Your objective: The records that follow are to be transcribed in full, without their images.

Extracted records:
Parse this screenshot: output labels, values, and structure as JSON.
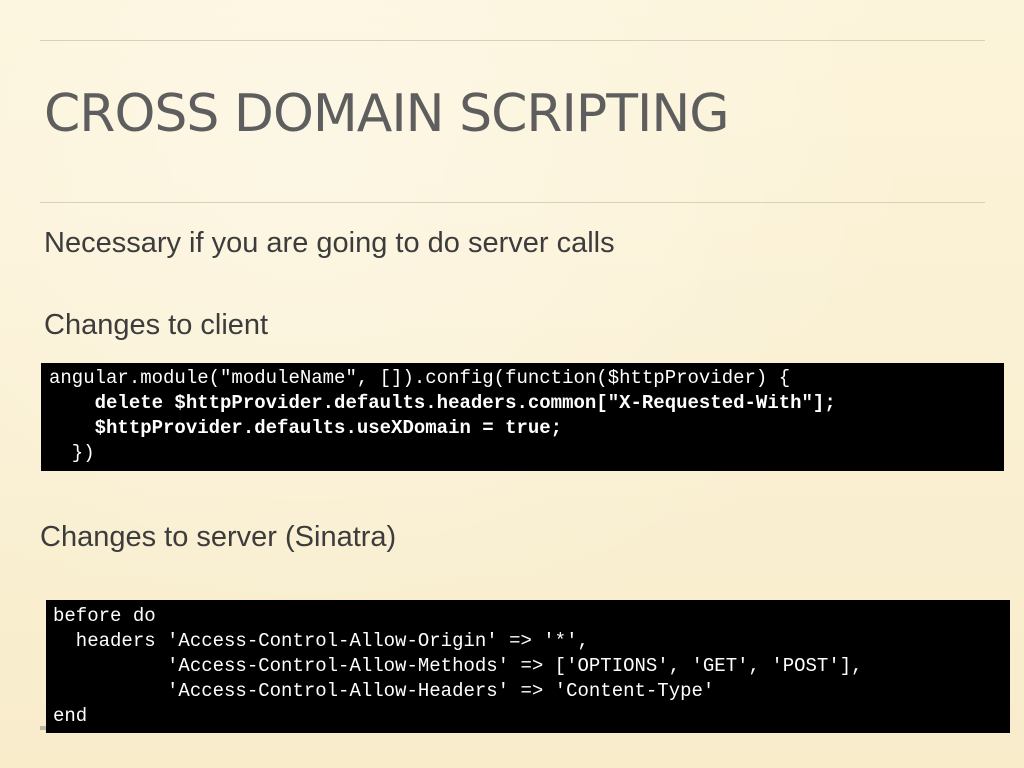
{
  "slide": {
    "title": "CROSS DOMAIN SCRIPTING",
    "bullets": [
      "Necessary if you are going to do server calls",
      "Changes to client",
      "Changes to server (Sinatra)"
    ],
    "client_code": [
      "angular.module(\"moduleName\", []).config(function($httpProvider) {",
      "    delete $httpProvider.defaults.headers.common[\"X-Requested-With\"];",
      "    $httpProvider.defaults.useXDomain = true;",
      "  })"
    ],
    "server_code": [
      "before do",
      "  headers 'Access-Control-Allow-Origin' => '*',",
      "          'Access-Control-Allow-Methods' => ['OPTIONS', 'GET', 'POST'],",
      "          'Access-Control-Allow-Headers' => 'Content-Type'",
      "end"
    ]
  },
  "colors": {
    "background": "#fbf3d7",
    "title": "#5e5e5e",
    "text": "#3c3c3c",
    "code_background": "#000000",
    "code_text": "#ffffff"
  }
}
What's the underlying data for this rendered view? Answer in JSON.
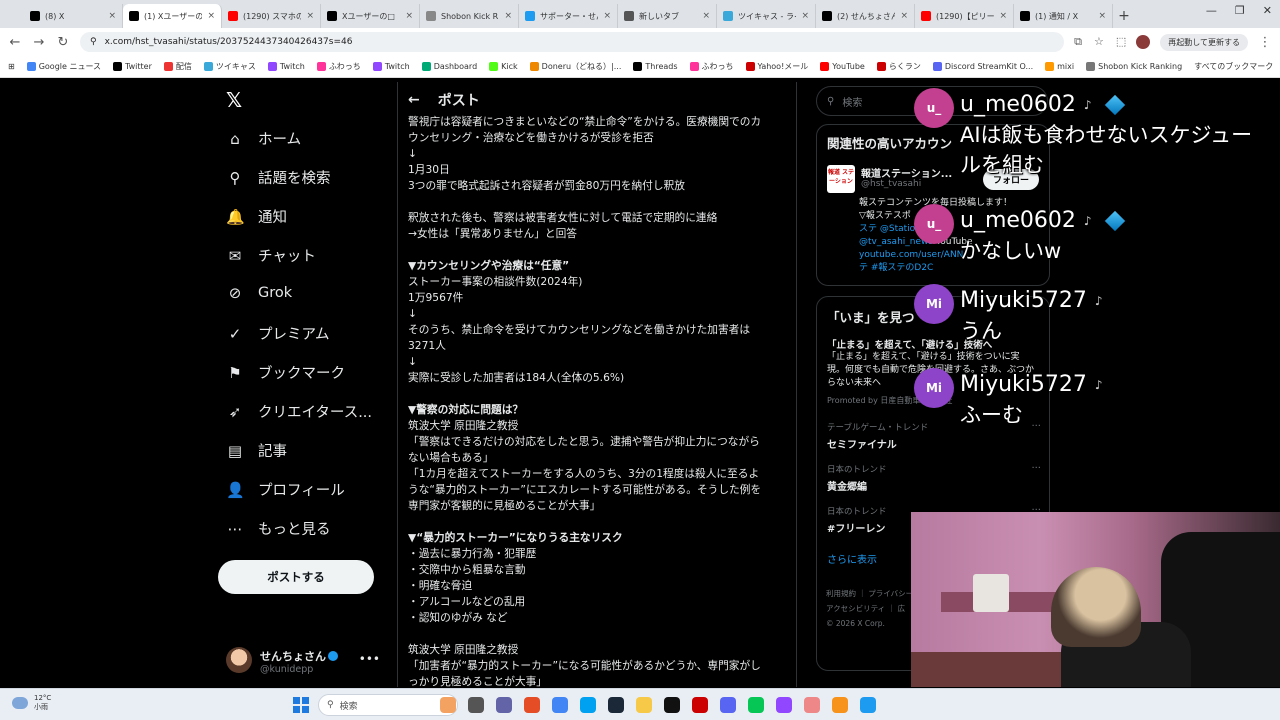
{
  "browser": {
    "tabs": [
      {
        "title": "(8) X",
        "color": "#000000"
      },
      {
        "title": "(1) Xユーザーの新",
        "color": "#000000",
        "active": true
      },
      {
        "title": "(1290) スマホの",
        "color": "#ff0000"
      },
      {
        "title": "Xユーザーの□",
        "color": "#000000"
      },
      {
        "title": "Shobon Kick R",
        "color": "#888888"
      },
      {
        "title": "サポーター・せん",
        "color": "#1d9bf0"
      },
      {
        "title": "新しいタブ",
        "color": "#555555"
      },
      {
        "title": "ツイキャス - ライ",
        "color": "#3aa8d8"
      },
      {
        "title": "(2) せんちょさん",
        "color": "#000000"
      },
      {
        "title": "(1290)【ピリーズ",
        "color": "#ff0000"
      },
      {
        "title": "(1) 通知 / X",
        "color": "#000000"
      }
    ],
    "new_tab": "+",
    "url": "x.com/hst_tvasahi/status/2037524437340426437s=46",
    "relaunch": "再起動して更新する",
    "bookmarks": [
      "Google ニュース",
      "Twitter",
      "配信",
      "ツイキャス",
      "Twitch",
      "ふわっち",
      "Twitch",
      "Dashboard",
      "Kick",
      "Doneru（どねる）|...",
      "Threads",
      "ふわっち",
      "Yahoo!メール",
      "YouTube",
      "らくラン",
      "Discord StreamKit O...",
      "mixi",
      "Shobon Kick Ranking"
    ],
    "all_bookmarks": "すべてのブックマーク"
  },
  "nav": {
    "items": [
      "ホーム",
      "話題を検索",
      "通知",
      "チャット",
      "Grok",
      "プレミアム",
      "ブックマーク",
      "クリエイタース...",
      "記事",
      "プロフィール",
      "もっと見る"
    ],
    "post_button": "ポストする",
    "account_name": "せんちょさん",
    "account_handle": "@kunidepp"
  },
  "main": {
    "back": "←",
    "title": "ポスト",
    "lines": [
      "警視庁は容疑者につきまといなどの“禁止命令”をかける。医療機関でのカ",
      "ウンセリング・治療などを働きかけるが受診を拒否",
      "↓",
      "1月30日",
      "3つの罪で略式起訴され容疑者が罰金80万円を納付し釈放",
      "",
      "釈放された後も、警察は被害者女性に対して電話で定期的に連絡",
      "→女性は「異常ありません」と回答",
      "",
      "▼カウンセリングや治療は“任意”",
      "ストーカー事案の相談件数(2024年)",
      "1万9567件",
      "↓",
      "そのうち、禁止命令を受けてカウンセリングなどを働きかけた加害者は",
      "3271人",
      "↓",
      "実際に受診した加害者は184人(全体の5.6%)",
      "",
      "▼警察の対応に問題は？",
      "筑波大学 原田隆之教授",
      "「警察はできるだけの対応をしたと思う。逮捕や警告が抑止力につながら",
      "ない場合もある」",
      "「1カ月を超えてストーカーをする人のうち、3分の1程度は殺人に至るよ",
      "うな“暴力的ストーカー”にエスカレートする可能性がある。そうした例を",
      "専門家が客観的に見極めることが大事」",
      "",
      "▼“暴力的ストーカー”になりうる主なリスク",
      "・過去に暴力行為・犯罪歴",
      "・交際中から粗暴な言動",
      "・明確な脅迫",
      "・アルコールなどの乱用",
      "・認知のゆがみ など",
      "",
      "筑波大学 原田隆之教授",
      "「加害者が“暴力的ストーカー”になる可能性があるかどうか、専門家がし",
      "っかり見極めることが大事」"
    ]
  },
  "right": {
    "search_placeholder": "検索",
    "related_title": "関連性の高いアカウン",
    "account_name": "報道ステーション...",
    "account_handle": "@hst_tvasahi",
    "account_logo": "報道 ステーション",
    "bio_1": "報ステコンテンツを毎日投稿します！",
    "bio_2": "▽報ステスポ",
    "bio_3": "ステ @Station",
    "bio_4": "@tv_asahi_news",
    "bio_5": "YouTube",
    "bio_6": "youtube.com/user/ANN",
    "bio_7": "テ #報ステのD2C",
    "follow": "フォロー",
    "now_title": "「いま」を見つ",
    "promo_title": "「止まる」を超えて、「避ける」技術へ",
    "promo_text": "「止まる」を超えて、「避ける」技術をついに実現。何度でも自動で危険を回避する。さあ、ぶつからない未来へ",
    "promo_by": "Promoted by 日産自動車株式会社",
    "trends": [
      {
        "category": "テーブルゲーム・トレンド",
        "name": "セミファイナル"
      },
      {
        "category": "日本のトレンド",
        "name": "黄金郷編"
      },
      {
        "category": "日本のトレンド",
        "name": "#フリーレン"
      }
    ],
    "show_more": "さらに表示",
    "footer_1": "利用規約 ｜ プライバシー",
    "footer_2": "アクセシビリティ ｜ 広",
    "footer_3": "© 2026 X Corp."
  },
  "chat": [
    {
      "avatar": "u_",
      "name": "u_me0602",
      "message": "AIは飯も食わせないスケジュールを組む",
      "color": "#c2408f",
      "badge": true
    },
    {
      "avatar": "u_",
      "name": "u_me0602",
      "message": "かなしいw",
      "color": "#c2408f",
      "badge": true
    },
    {
      "avatar": "Mi",
      "name": "Miyuki5727",
      "message": "うん",
      "color": "#8e44c8",
      "badge": false
    },
    {
      "avatar": "Mi",
      "name": "Miyuki5727",
      "message": "ふーむ",
      "color": "#8e44c8",
      "badge": false
    }
  ],
  "taskbar": {
    "temp": "12°C",
    "weather": "小雨",
    "search": "検索"
  }
}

Result of this exercise:
Parse this screenshot: output labels, values, and structure as JSON.
{
  "slide": {
    "title": "CROSS DOMAIN SCRIPTING",
    "bullets": [
      "Necessary if you are going to do server calls",
      "Changes to client",
      "Changes to server (Sinatra)"
    ],
    "client_code": [
      "angular.module(\"moduleName\", []).config(function($httpProvider) {",
      "    delete $httpProvider.defaults.headers.common[\"X-Requested-With\"];",
      "    $httpProvider.defaults.useXDomain = true;",
      "  })"
    ],
    "server_code": [
      "before do",
      "  headers 'Access-Control-Allow-Origin' => '*',",
      "          'Access-Control-Allow-Methods' => ['OPTIONS', 'GET', 'POST'],",
      "          'Access-Control-Allow-Headers' => 'Content-Type'",
      "end"
    ]
  },
  "colors": {
    "background": "#fbf3d7",
    "title": "#5e5e5e",
    "text": "#3c3c3c",
    "code_background": "#000000",
    "code_text": "#ffffff"
  }
}
What's the underlying data for this rendered view? Answer in JSON.
{
  "browser": {
    "tabs": [
      {
        "title": "(8) X",
        "color": "#000000"
      },
      {
        "title": "(1) Xユーザーの新",
        "color": "#000000",
        "active": true
      },
      {
        "title": "(1290) スマホの",
        "color": "#ff0000"
      },
      {
        "title": "Xユーザーの□",
        "color": "#000000"
      },
      {
        "title": "Shobon Kick R",
        "color": "#888888"
      },
      {
        "title": "サポーター・せん",
        "color": "#1d9bf0"
      },
      {
        "title": "新しいタブ",
        "color": "#555555"
      },
      {
        "title": "ツイキャス - ライ",
        "color": "#3aa8d8"
      },
      {
        "title": "(2) せんちょさん",
        "color": "#000000"
      },
      {
        "title": "(1290)【ピリーズ",
        "color": "#ff0000"
      },
      {
        "title": "(1) 通知 / X",
        "color": "#000000"
      }
    ],
    "new_tab": "+",
    "url": "x.com/hst_tvasahi/status/2037524437340426437s=46",
    "relaunch": "再起動して更新する",
    "bookmarks": [
      "Google ニュース",
      "Twitter",
      "配信",
      "ツイキャス",
      "Twitch",
      "ふわっち",
      "Twitch",
      "Dashboard",
      "Kick",
      "Doneru（どねる）|...",
      "Threads",
      "ふわっち",
      "Yahoo!メール",
      "YouTube",
      "らくラン",
      "Discord StreamKit O...",
      "mixi",
      "Shobon Kick Ranking"
    ],
    "all_bookmarks": "すべてのブックマーク"
  },
  "nav": {
    "items": [
      "ホーム",
      "話題を検索",
      "通知",
      "チャット",
      "Grok",
      "プレミアム",
      "ブックマーク",
      "クリエイタース...",
      "記事",
      "プロフィール",
      "もっと見る"
    ],
    "post_button": "ポストする",
    "account_name": "せんちょさん",
    "account_handle": "@kunidepp"
  },
  "main": {
    "back": "←",
    "title": "ポスト",
    "lines": [
      "警視庁は容疑者につきまといなどの“禁止命令”をかける。医療機関でのカ",
      "ウンセリング・治療などを働きかけるが受診を拒否",
      "↓",
      "1月30日",
      "3つの罪で略式起訴され容疑者が罰金80万円を納付し釈放",
      "",
      "釈放された後も、警察は被害者女性に対して電話で定期的に連絡",
      "→女性は「異常ありません」と回答",
      "",
      "▼カウンセリングや治療は“任意”",
      "ストーカー事案の相談件数(2024年)",
      "1万9567件",
      "↓",
      "そのうち、禁止命令を受けてカウンセリングなどを働きかけた加害者は",
      "3271人",
      "↓",
      "実際に受診した加害者は184人(全体の5.6%)",
      "",
      "▼警察の対応に問題は？",
      "筑波大学 原田隆之教授",
      "「警察はできるだけの対応をしたと思う。逮捕や警告が抑止力につながら",
      "ない場合もある」",
      "「1カ月を超えてストーカーをする人のうち、3分の1程度は殺人に至るよ",
      "うな“暴力的ストーカー”にエスカレートする可能性がある。そうした例を",
      "専門家が客観的に見極めることが大事」",
      "",
      "▼“暴力的ストーカー”になりうる主なリスク",
      "・過去に暴力行為・犯罪歴",
      "・交際中から粗暴な言動",
      "・明確な脅迫",
      "・アルコールなどの乱用",
      "・認知のゆがみ など",
      "",
      "筑波大学 原田隆之教授",
      "「加害者が“暴力的ストーカー”になる可能性があるかどうか、専門家がし",
      "っかり見極めることが大事」"
    ]
  },
  "right": {
    "search_placeholder": "検索",
    "related_title": "関連性の高いアカウン",
    "account_name": "報道ステーション...",
    "account_handle": "@hst_tvasahi",
    "account_logo": "報道 ステーション",
    "bio_1": "報ステコンテンツを毎日投稿します！",
    "bio_2": "▽報ステスポ",
    "bio_3": "ステ @Station",
    "bio_4": "@tv_asahi_news",
    "bio_5": "YouTube",
    "bio_6": "youtube.com/user/ANN",
    "bio_7": "テ #報ステのD2C",
    "follow": "フォロー",
    "now_title": "「いま」を見つ",
    "promo_title": "「止まる」を超えて、「避ける」技術へ",
    "promo_text": "「止まる」を超えて、「避ける」技術をついに実現。何度でも自動で危険を回避する。さあ、ぶつからない未来へ",
    "promo_by": "Promoted by 日産自動車株式会社",
    "trends": [
      {
        "category": "テーブルゲーム・トレンド",
        "name": "セミファイナル"
      },
      {
        "category": "日本のトレンド",
        "name": "黄金郷編"
      },
      {
        "category": "日本のトレンド",
        "name": "#フリーレン"
      }
    ],
    "show_more": "さらに表示",
    "footer_1": "利用規約 ｜ プライバシー",
    "footer_2": "アクセシビリティ ｜ 広",
    "footer_3": "© 2026 X Corp."
  },
  "chat": [
    {
      "avatar": "u_",
      "name": "u_me0602",
      "message": "AIは飯も食わせないスケジュールを組む",
      "color": "#c2408f",
      "badge": true
    },
    {
      "avatar": "u_",
      "name": "u_me0602",
      "message": "かなしいw",
      "color": "#c2408f",
      "badge": true
    },
    {
      "avatar": "Mi",
      "name": "Miyuki5727",
      "message": "うん",
      "color": "#8e44c8",
      "badge": false
    },
    {
      "avatar": "Mi",
      "name": "Miyuki5727",
      "message": "ふーむ",
      "color": "#8e44c8",
      "badge": false
    }
  ],
  "taskbar": {
    "temp": "12°C",
    "weather": "小雨",
    "search": "検索"
  }
}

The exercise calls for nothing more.